§ **TASK DIRECTIONS**
Repeat the records in full and exactly, omitting pictures.

====== DATA IN THIS EXERCISE

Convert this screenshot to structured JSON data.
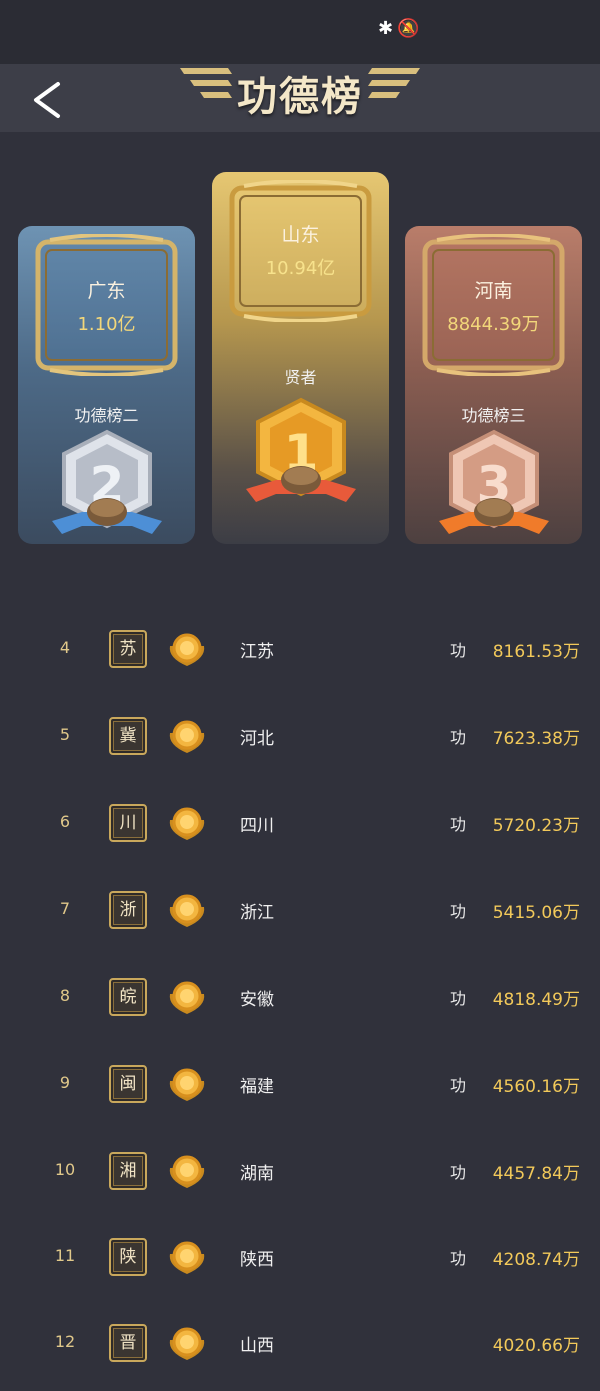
{
  "status_bar": {
    "icons": "✱🔕"
  },
  "header": {
    "title": "功德榜",
    "back_icon": "chevron-left-icon"
  },
  "podium": {
    "first": {
      "province": "山东",
      "value": "10.94亿",
      "label": "贤者",
      "rank_digit": "1",
      "color": "#e8c15a"
    },
    "second": {
      "province": "广东",
      "value": "1.10亿",
      "label": "功德榜二",
      "rank_digit": "2",
      "color": "#c9cfd8"
    },
    "third": {
      "province": "河南",
      "value": "8844.39万",
      "label": "功德榜三",
      "rank_digit": "3",
      "color": "#e7b59e"
    }
  },
  "list": [
    {
      "rank": "4",
      "seal": "苏",
      "province": "江苏",
      "gong": "功",
      "amount": "8161.53万"
    },
    {
      "rank": "5",
      "seal": "冀",
      "province": "河北",
      "gong": "功",
      "amount": "7623.38万"
    },
    {
      "rank": "6",
      "seal": "川",
      "province": "四川",
      "gong": "功",
      "amount": "5720.23万"
    },
    {
      "rank": "7",
      "seal": "浙",
      "province": "浙江",
      "gong": "功",
      "amount": "5415.06万"
    },
    {
      "rank": "8",
      "seal": "皖",
      "province": "安徽",
      "gong": "功",
      "amount": "4818.49万"
    },
    {
      "rank": "9",
      "seal": "闽",
      "province": "福建",
      "gong": "功",
      "amount": "4560.16万"
    },
    {
      "rank": "10",
      "seal": "湘",
      "province": "湖南",
      "gong": "功",
      "amount": "4457.84万"
    },
    {
      "rank": "11",
      "seal": "陕",
      "province": "陕西",
      "gong": "功",
      "amount": "4208.74万"
    },
    {
      "rank": "12",
      "seal": "晋",
      "province": "山西",
      "gong": "",
      "amount": "4020.66万"
    }
  ],
  "colors": {
    "gold_text": "#f2c95a",
    "background": "#30313b"
  }
}
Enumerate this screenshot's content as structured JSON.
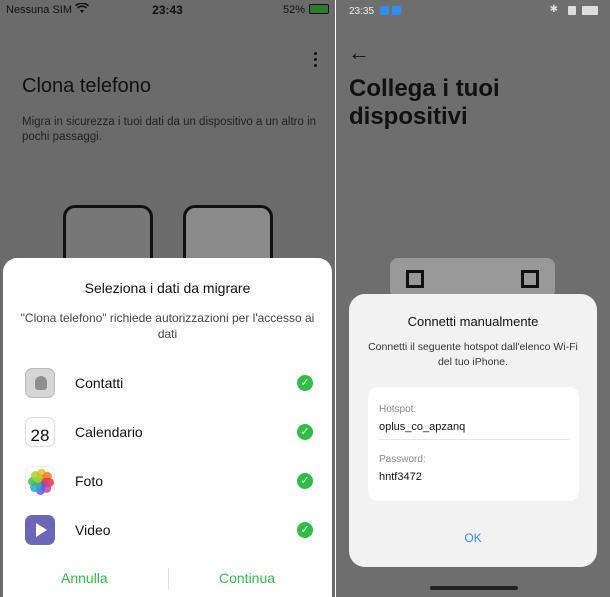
{
  "left_phone": {
    "status_bar": {
      "carrier": "Nessuna SIM",
      "time": "23:43",
      "battery": "52%"
    },
    "page_title": "Clona telefono",
    "page_subtitle": "Migra in sicurezza i tuoi dati da un dispositivo a un altro in pochi passaggi.",
    "sheet": {
      "title": "Seleziona i dati da migrare",
      "description": "\"Clona telefono\" richiede autorizzazioni per l'accesso ai dati",
      "items": [
        {
          "label": "Contatti",
          "icon": "contacts-app-icon",
          "checked": true
        },
        {
          "label": "Calendario",
          "icon": "calendar-app-icon",
          "checked": true,
          "calendar_day": "28"
        },
        {
          "label": "Foto",
          "icon": "photos-app-icon",
          "checked": true
        },
        {
          "label": "Video",
          "icon": "video-app-icon",
          "checked": true
        }
      ],
      "cancel_label": "Annulla",
      "continue_label": "Continua"
    },
    "accent_color": "#2fbd48"
  },
  "right_phone": {
    "status_bar": {
      "time": "23:35"
    },
    "page_title": "Collega i tuoi dispositivi",
    "dialog": {
      "title": "Connetti manualmente",
      "description": "Connetti il seguente hotspot dall'elenco Wi-Fi del tuo iPhone.",
      "hotspot_label": "Hotspot:",
      "hotspot_value": "oplus_co_apzanq",
      "password_label": "Password:",
      "password_value": "hntf3472",
      "ok_label": "OK"
    },
    "accent_color": "#2e8ef5"
  }
}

============

§ **ANSWER BELOW**
Convert this screenshot to structured JSON data.
{
  "status_bar": {
    "icons": "✱🔕"
  },
  "header": {
    "title": "功德榜",
    "back_icon": "chevron-left-icon"
  },
  "podium": {
    "first": {
      "province": "山东",
      "value": "10.94亿",
      "label": "贤者",
      "rank_digit": "1",
      "color": "#e8c15a"
    },
    "second": {
      "province": "广东",
      "value": "1.10亿",
      "label": "功德榜二",
      "rank_digit": "2",
      "color": "#c9cfd8"
    },
    "third": {
      "province": "河南",
      "value": "8844.39万",
      "label": "功德榜三",
      "rank_digit": "3",
      "color": "#e7b59e"
    }
  },
  "list": [
    {
      "rank": "4",
      "seal": "苏",
      "province": "江苏",
      "gong": "功",
      "amount": "8161.53万"
    },
    {
      "rank": "5",
      "seal": "冀",
      "province": "河北",
      "gong": "功",
      "amount": "7623.38万"
    },
    {
      "rank": "6",
      "seal": "川",
      "province": "四川",
      "gong": "功",
      "amount": "5720.23万"
    },
    {
      "rank": "7",
      "seal": "浙",
      "province": "浙江",
      "gong": "功",
      "amount": "5415.06万"
    },
    {
      "rank": "8",
      "seal": "皖",
      "province": "安徽",
      "gong": "功",
      "amount": "4818.49万"
    },
    {
      "rank": "9",
      "seal": "闽",
      "province": "福建",
      "gong": "功",
      "amount": "4560.16万"
    },
    {
      "rank": "10",
      "seal": "湘",
      "province": "湖南",
      "gong": "功",
      "amount": "4457.84万"
    },
    {
      "rank": "11",
      "seal": "陕",
      "province": "陕西",
      "gong": "功",
      "amount": "4208.74万"
    },
    {
      "rank": "12",
      "seal": "晋",
      "province": "山西",
      "gong": "",
      "amount": "4020.66万"
    }
  ],
  "colors": {
    "gold_text": "#f2c95a",
    "background": "#30313b"
  }
}
Enumerate this screenshot's content as structured JSON.
{
  "left_phone": {
    "status_bar": {
      "carrier": "Nessuna SIM",
      "time": "23:43",
      "battery": "52%"
    },
    "page_title": "Clona telefono",
    "page_subtitle": "Migra in sicurezza i tuoi dati da un dispositivo a un altro in pochi passaggi.",
    "sheet": {
      "title": "Seleziona i dati da migrare",
      "description": "\"Clona telefono\" richiede autorizzazioni per l'accesso ai dati",
      "items": [
        {
          "label": "Contatti",
          "icon": "contacts-app-icon",
          "checked": true
        },
        {
          "label": "Calendario",
          "icon": "calendar-app-icon",
          "checked": true,
          "calendar_day": "28"
        },
        {
          "label": "Foto",
          "icon": "photos-app-icon",
          "checked": true
        },
        {
          "label": "Video",
          "icon": "video-app-icon",
          "checked": true
        }
      ],
      "cancel_label": "Annulla",
      "continue_label": "Continua"
    },
    "accent_color": "#2fbd48"
  },
  "right_phone": {
    "status_bar": {
      "time": "23:35"
    },
    "page_title": "Collega i tuoi dispositivi",
    "dialog": {
      "title": "Connetti manualmente",
      "description": "Connetti il seguente hotspot dall'elenco Wi-Fi del tuo iPhone.",
      "hotspot_label": "Hotspot:",
      "hotspot_value": "oplus_co_apzanq",
      "password_label": "Password:",
      "password_value": "hntf3472",
      "ok_label": "OK"
    },
    "accent_color": "#2e8ef5"
  }
}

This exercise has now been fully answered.